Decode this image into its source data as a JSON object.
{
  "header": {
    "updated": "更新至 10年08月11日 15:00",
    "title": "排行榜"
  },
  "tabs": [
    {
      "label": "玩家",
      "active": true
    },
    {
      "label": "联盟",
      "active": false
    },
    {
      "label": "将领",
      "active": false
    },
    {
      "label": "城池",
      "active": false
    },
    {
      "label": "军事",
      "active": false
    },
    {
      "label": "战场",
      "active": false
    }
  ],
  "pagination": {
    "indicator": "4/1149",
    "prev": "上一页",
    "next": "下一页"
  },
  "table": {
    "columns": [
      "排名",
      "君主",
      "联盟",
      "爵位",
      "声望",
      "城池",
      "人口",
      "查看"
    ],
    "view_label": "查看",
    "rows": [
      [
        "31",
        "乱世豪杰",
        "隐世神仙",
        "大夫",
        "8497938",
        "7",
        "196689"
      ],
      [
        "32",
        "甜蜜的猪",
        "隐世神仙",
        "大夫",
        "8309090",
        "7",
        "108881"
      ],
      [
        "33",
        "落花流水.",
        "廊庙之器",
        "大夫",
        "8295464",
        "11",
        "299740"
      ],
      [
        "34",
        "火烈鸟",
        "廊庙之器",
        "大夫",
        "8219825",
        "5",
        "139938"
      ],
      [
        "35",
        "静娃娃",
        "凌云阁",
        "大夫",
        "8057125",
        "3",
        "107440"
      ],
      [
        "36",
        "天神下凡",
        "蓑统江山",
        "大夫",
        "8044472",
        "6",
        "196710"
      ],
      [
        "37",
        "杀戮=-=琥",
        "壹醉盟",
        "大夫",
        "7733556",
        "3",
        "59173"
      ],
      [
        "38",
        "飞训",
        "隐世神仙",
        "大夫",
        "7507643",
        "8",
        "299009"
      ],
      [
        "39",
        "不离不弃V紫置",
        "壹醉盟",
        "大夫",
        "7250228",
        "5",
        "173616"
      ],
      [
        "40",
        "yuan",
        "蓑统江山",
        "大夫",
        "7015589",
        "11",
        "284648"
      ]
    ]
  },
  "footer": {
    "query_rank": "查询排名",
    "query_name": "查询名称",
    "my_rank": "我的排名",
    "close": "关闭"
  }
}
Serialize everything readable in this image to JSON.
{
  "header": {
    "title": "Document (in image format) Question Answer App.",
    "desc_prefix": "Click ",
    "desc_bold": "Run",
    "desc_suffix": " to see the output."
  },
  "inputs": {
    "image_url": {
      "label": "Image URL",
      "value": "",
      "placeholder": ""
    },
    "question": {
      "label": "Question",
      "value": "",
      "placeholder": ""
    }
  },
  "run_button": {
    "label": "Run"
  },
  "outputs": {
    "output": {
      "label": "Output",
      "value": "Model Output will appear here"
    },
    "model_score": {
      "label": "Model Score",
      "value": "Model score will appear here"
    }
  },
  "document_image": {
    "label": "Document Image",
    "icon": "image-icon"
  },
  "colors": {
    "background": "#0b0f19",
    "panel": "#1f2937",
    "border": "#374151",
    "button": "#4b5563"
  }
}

:: SHORT EXERCISE ::
Find "Serialize everything readable" in the data above, then repeat that line and all lines after it exactly, ending with the final line.

:: RESULT OF THIS TASK ::
Serialize everything readable in this image to JSON.
{
  "header": {
    "title": "Document (in image format) Question Answer App.",
    "desc_prefix": "Click ",
    "desc_bold": "Run",
    "desc_suffix": " to see the output."
  },
  "inputs": {
    "image_url": {
      "label": "Image URL",
      "value": "",
      "placeholder": ""
    },
    "question": {
      "label": "Question",
      "value": "",
      "placeholder": ""
    }
  },
  "run_button": {
    "label": "Run"
  },
  "outputs": {
    "output": {
      "label": "Output",
      "value": "Model Output will appear here"
    },
    "model_score": {
      "label": "Model Score",
      "value": "Model score will appear here"
    }
  },
  "document_image": {
    "label": "Document Image",
    "icon": "image-icon"
  },
  "colors": {
    "background": "#0b0f19",
    "panel": "#1f2937",
    "border": "#374151",
    "button": "#4b5563"
  }
}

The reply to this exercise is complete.